- Directions: Reproduce every one of the data entries below verbatim, leaving out the pictures.

Data entries:
***
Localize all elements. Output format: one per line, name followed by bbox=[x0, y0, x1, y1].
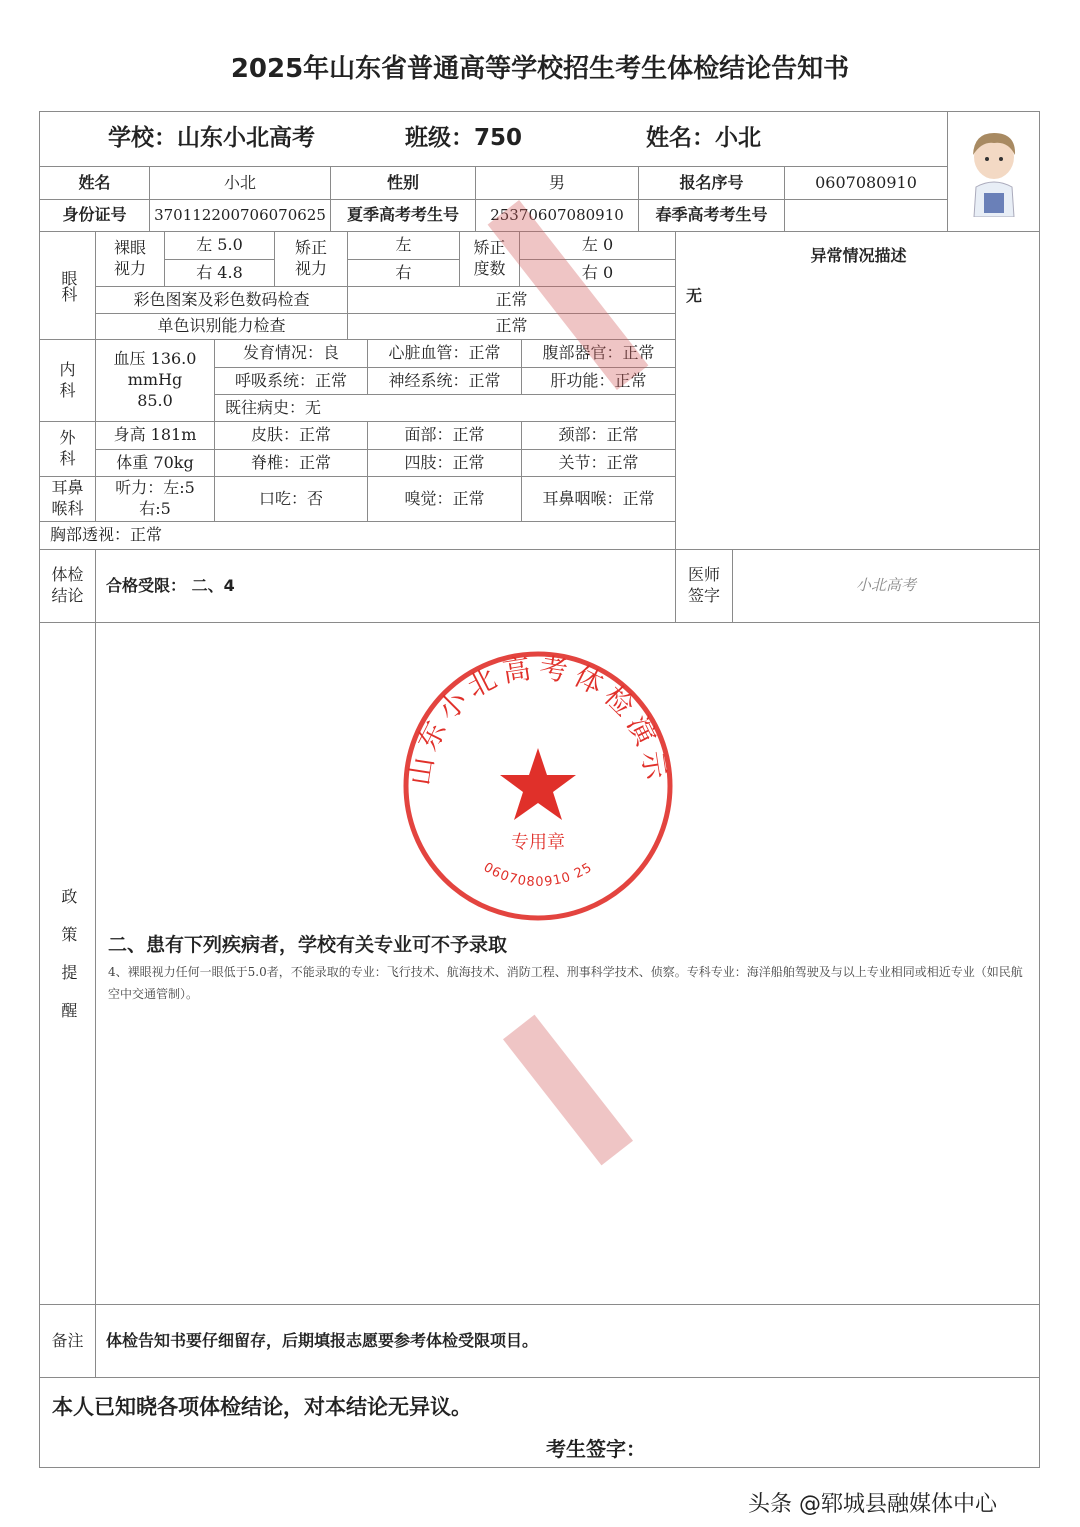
stamp-subtitle: 专用章 bbox=[511, 832, 565, 853]
remark-label: 备注 bbox=[39, 1304, 96, 1378]
doctor-label: 医师签字 bbox=[675, 549, 733, 623]
abnormal-label: 异常情况描述 bbox=[810, 246, 907, 265]
deg-label: 矫正度数 bbox=[459, 231, 520, 287]
remark-text: 体检告知书要仔细留存，后期填报志愿要参考体检受限项目。 bbox=[95, 1304, 1040, 1378]
internal-dept: 内科 bbox=[39, 339, 96, 422]
eye-dept: 眼科 bbox=[39, 231, 96, 340]
internal-item: 呼吸系统：正常 bbox=[214, 367, 368, 395]
policy-label: 政策提醒 bbox=[39, 622, 96, 1305]
abnormal-value: 无 bbox=[686, 286, 703, 305]
color-check-value: 正常 bbox=[347, 286, 676, 314]
internal-item: 腹部器官：正常 bbox=[521, 339, 676, 368]
mono-check-value: 正常 bbox=[347, 313, 676, 340]
summer-value: 25370607080910 bbox=[475, 199, 639, 232]
avatar-icon bbox=[964, 127, 1024, 217]
ack-text: 本人已知晓各项体检结论，对本结论无异议。 bbox=[52, 1395, 472, 1419]
chest-xray: 胸部透视：正常 bbox=[39, 521, 676, 550]
deg-right: 右 0 bbox=[519, 259, 676, 287]
naked-left: 左 5.0 bbox=[164, 231, 275, 260]
surgery-item: 皮肤：正常 bbox=[214, 421, 368, 450]
class: 班级：750 bbox=[405, 125, 523, 152]
policy-heading: 二、患有下列疾病者，学校有关专业可不予录取 bbox=[108, 934, 508, 956]
naked-right: 右 4.8 bbox=[164, 259, 275, 287]
surgery-item: 四肢：正常 bbox=[367, 449, 522, 477]
corr-label: 矫正视力 bbox=[274, 231, 348, 287]
internal-item: 既往病史：无 bbox=[214, 394, 676, 422]
deg-left: 左 0 bbox=[519, 231, 676, 260]
stamp-number: 0607080910 25 bbox=[480, 860, 596, 891]
surgery-item: 面部：正常 bbox=[367, 421, 522, 450]
surgery-item: 脊椎：正常 bbox=[214, 449, 368, 477]
internal-item: 肝功能：正常 bbox=[521, 367, 676, 395]
stamp-text: 山东小北高考体检演示 bbox=[402, 650, 674, 788]
spring-label: 春季高考考生号 bbox=[638, 199, 785, 232]
gender-value: 男 bbox=[475, 166, 639, 200]
corr-right: 右 bbox=[347, 259, 460, 287]
student-sign-label: 考生签字： bbox=[546, 1437, 646, 1461]
smell: 嗅觉：正常 bbox=[367, 476, 522, 522]
conclusion-label: 体检结论 bbox=[39, 549, 96, 623]
photo bbox=[947, 111, 1040, 232]
surgery-item: 颈部：正常 bbox=[521, 421, 676, 450]
reg-value: 0607080910 bbox=[784, 166, 948, 200]
page-title: 2025年山东省普通高等学校招生考生体检结论告知书 bbox=[230, 54, 850, 84]
watermark-text: 头条 @郓城县融媒体中心 bbox=[748, 1492, 997, 1517]
official-stamp bbox=[400, 648, 676, 924]
color-check-label: 彩色图案及彩色数码检查 bbox=[95, 286, 348, 314]
internal-item: 心脏血管：正常 bbox=[367, 339, 522, 368]
reg-label: 报名序号 bbox=[638, 166, 785, 200]
ent-dept: 耳鼻喉科 bbox=[39, 476, 96, 522]
mono-check-label: 单色识别能力检查 bbox=[95, 313, 348, 340]
hearing: 听力：左:5 右:5 bbox=[95, 476, 215, 522]
abnormal-box bbox=[675, 231, 1040, 550]
school: 学校：山东小北高考 bbox=[108, 125, 315, 152]
blood-pressure: 血压 136.0 mmHg 85.0 bbox=[95, 339, 215, 422]
header-row bbox=[39, 111, 948, 167]
stutter: 口吃：否 bbox=[214, 476, 368, 522]
name-value: 小北 bbox=[149, 166, 331, 200]
internal-item: 神经系统：正常 bbox=[367, 367, 522, 395]
doctor-signature: 小北高考 bbox=[732, 549, 1040, 623]
conclusion-value: 合格受限： 二、4 bbox=[95, 549, 676, 623]
naked-label: 裸眼视力 bbox=[95, 231, 165, 287]
corr-left: 左 bbox=[347, 231, 460, 260]
surgery-item: 关节：正常 bbox=[521, 449, 676, 477]
height: 身高 181m bbox=[95, 421, 215, 450]
summer-label: 夏季高考考生号 bbox=[330, 199, 476, 232]
id-label: 身份证号 bbox=[39, 199, 150, 232]
student-name: 姓名：小北 bbox=[646, 125, 761, 152]
throat: 耳鼻咽喉：正常 bbox=[521, 476, 676, 522]
name-label: 姓名 bbox=[39, 166, 150, 200]
star-icon bbox=[500, 748, 576, 820]
acknowledgement bbox=[39, 1377, 1040, 1468]
weight: 体重 70kg bbox=[95, 449, 215, 477]
policy-text: 4、裸眼视力任何一眼低于5.0者，不能录取的专业：飞行技术、航海技术、消防工程、刑事科学技术、侦察。专科专业：海洋船舶驾驶及与以上专业相同或相近专业（如民航空中交通管制）。 bbox=[108, 965, 1023, 1001]
internal-item: 发育情况：良 bbox=[214, 339, 368, 368]
surgery-dept: 外科 bbox=[39, 421, 96, 477]
spring-value bbox=[784, 199, 948, 232]
id-value: 370112200706070625 bbox=[149, 199, 331, 232]
gender-label: 性别 bbox=[330, 166, 476, 200]
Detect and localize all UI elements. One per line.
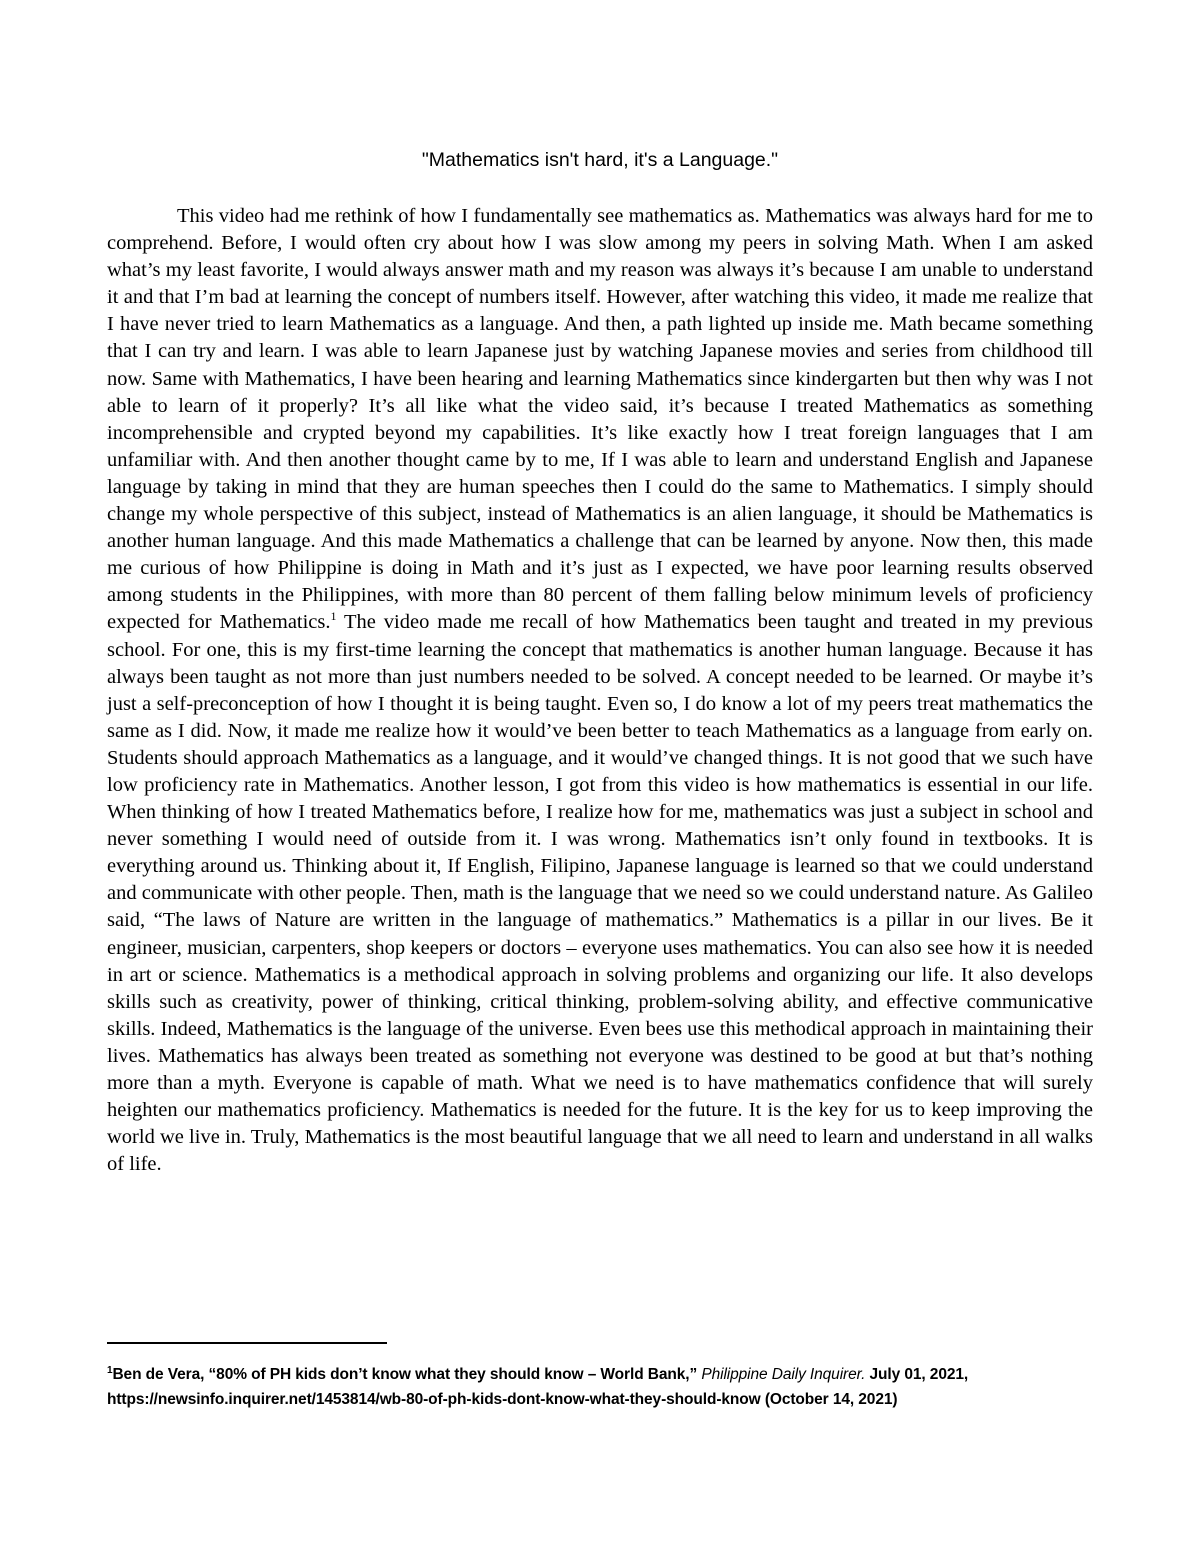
***
- Task answer:
Localize all elements. Output format: one per line, name followed by bbox=[x0, y0, x1, y1].
stamp-subtitle: 专用章 bbox=[511, 832, 565, 853]
remark-label: 备注 bbox=[39, 1304, 96, 1378]
doctor-label: 医师签字 bbox=[675, 549, 733, 623]
abnormal-label: 异常情况描述 bbox=[810, 246, 907, 265]
deg-label: 矫正度数 bbox=[459, 231, 520, 287]
remark-text: 体检告知书要仔细留存，后期填报志愿要参考体检受限项目。 bbox=[95, 1304, 1040, 1378]
internal-dept: 内科 bbox=[39, 339, 96, 422]
eye-dept: 眼科 bbox=[39, 231, 96, 340]
internal-item: 呼吸系统：正常 bbox=[214, 367, 368, 395]
policy-label: 政策提醒 bbox=[39, 622, 96, 1305]
abnormal-value: 无 bbox=[686, 286, 703, 305]
color-check-value: 正常 bbox=[347, 286, 676, 314]
internal-item: 腹部器官：正常 bbox=[521, 339, 676, 368]
mono-check-value: 正常 bbox=[347, 313, 676, 340]
summer-value: 25370607080910 bbox=[475, 199, 639, 232]
avatar-icon bbox=[964, 127, 1024, 217]
ack-text: 本人已知晓各项体检结论，对本结论无异议。 bbox=[52, 1395, 472, 1419]
chest-xray: 胸部透视：正常 bbox=[39, 521, 676, 550]
deg-right: 右 0 bbox=[519, 259, 676, 287]
naked-left: 左 5.0 bbox=[164, 231, 275, 260]
surgery-item: 皮肤：正常 bbox=[214, 421, 368, 450]
class: 班级：750 bbox=[405, 125, 523, 152]
policy-heading: 二、患有下列疾病者，学校有关专业可不予录取 bbox=[108, 934, 508, 956]
naked-right: 右 4.8 bbox=[164, 259, 275, 287]
surgery-item: 四肢：正常 bbox=[367, 449, 522, 477]
corr-label: 矫正视力 bbox=[274, 231, 348, 287]
internal-item: 既往病史：无 bbox=[214, 394, 676, 422]
deg-left: 左 0 bbox=[519, 231, 676, 260]
stamp-number: 0607080910 25 bbox=[480, 860, 596, 891]
surgery-item: 面部：正常 bbox=[367, 421, 522, 450]
surgery-item: 脊椎：正常 bbox=[214, 449, 368, 477]
internal-item: 肝功能：正常 bbox=[521, 367, 676, 395]
stamp-text: 山东小北高考体检演示 bbox=[402, 650, 674, 788]
spring-label: 春季高考考生号 bbox=[638, 199, 785, 232]
gender-value: 男 bbox=[475, 166, 639, 200]
corr-right: 右 bbox=[347, 259, 460, 287]
student-sign-label: 考生签字： bbox=[546, 1437, 646, 1461]
smell: 嗅觉：正常 bbox=[367, 476, 522, 522]
conclusion-label: 体检结论 bbox=[39, 549, 96, 623]
photo bbox=[947, 111, 1040, 232]
surgery-item: 颈部：正常 bbox=[521, 421, 676, 450]
reg-value: 0607080910 bbox=[784, 166, 948, 200]
page-title: 2025年山东省普通高等学校招生考生体检结论告知书 bbox=[230, 54, 850, 84]
watermark-text: 头条 @郓城县融媒体中心 bbox=[748, 1492, 997, 1517]
official-stamp bbox=[400, 648, 676, 924]
color-check-label: 彩色图案及彩色数码检查 bbox=[95, 286, 348, 314]
internal-item: 心脏血管：正常 bbox=[367, 339, 522, 368]
reg-label: 报名序号 bbox=[638, 166, 785, 200]
ent-dept: 耳鼻喉科 bbox=[39, 476, 96, 522]
mono-check-label: 单色识别能力检查 bbox=[95, 313, 348, 340]
hearing: 听力：左:5 右:5 bbox=[95, 476, 215, 522]
abnormal-box bbox=[675, 231, 1040, 550]
school: 学校：山东小北高考 bbox=[108, 125, 315, 152]
blood-pressure: 血压 136.0 mmHg 85.0 bbox=[95, 339, 215, 422]
header-row bbox=[39, 111, 948, 167]
stutter: 口吃：否 bbox=[214, 476, 368, 522]
name-value: 小北 bbox=[149, 166, 331, 200]
internal-item: 神经系统：正常 bbox=[367, 367, 522, 395]
doctor-signature: 小北高考 bbox=[732, 549, 1040, 623]
conclusion-value: 合格受限： 二、4 bbox=[95, 549, 676, 623]
naked-label: 裸眼视力 bbox=[95, 231, 165, 287]
corr-left: 左 bbox=[347, 231, 460, 260]
surgery-item: 关节：正常 bbox=[521, 449, 676, 477]
height: 身高 181m bbox=[95, 421, 215, 450]
summer-label: 夏季高考考生号 bbox=[330, 199, 476, 232]
id-label: 身份证号 bbox=[39, 199, 150, 232]
student-name: 姓名：小北 bbox=[646, 125, 761, 152]
throat: 耳鼻咽喉：正常 bbox=[521, 476, 676, 522]
name-label: 姓名 bbox=[39, 166, 150, 200]
star-icon bbox=[500, 748, 576, 820]
acknowledgement bbox=[39, 1377, 1040, 1468]
weight: 体重 70kg bbox=[95, 449, 215, 477]
policy-text: 4、裸眼视力任何一眼低于5.0者，不能录取的专业：飞行技术、航海技术、消防工程、刑事科学技术、侦察。专科专业：海洋船舶驾驶及与以上专业相同或相近专业（如民航空中交通管制）。 bbox=[108, 965, 1023, 1001]
internal-item: 发育情况：良 bbox=[214, 339, 368, 368]
surgery-dept: 外科 bbox=[39, 421, 96, 477]
spring-value bbox=[784, 199, 948, 232]
id-value: 370112200706070625 bbox=[149, 199, 331, 232]
gender-label: 性别 bbox=[330, 166, 476, 200]
Detect and localize all UI elements. One per line.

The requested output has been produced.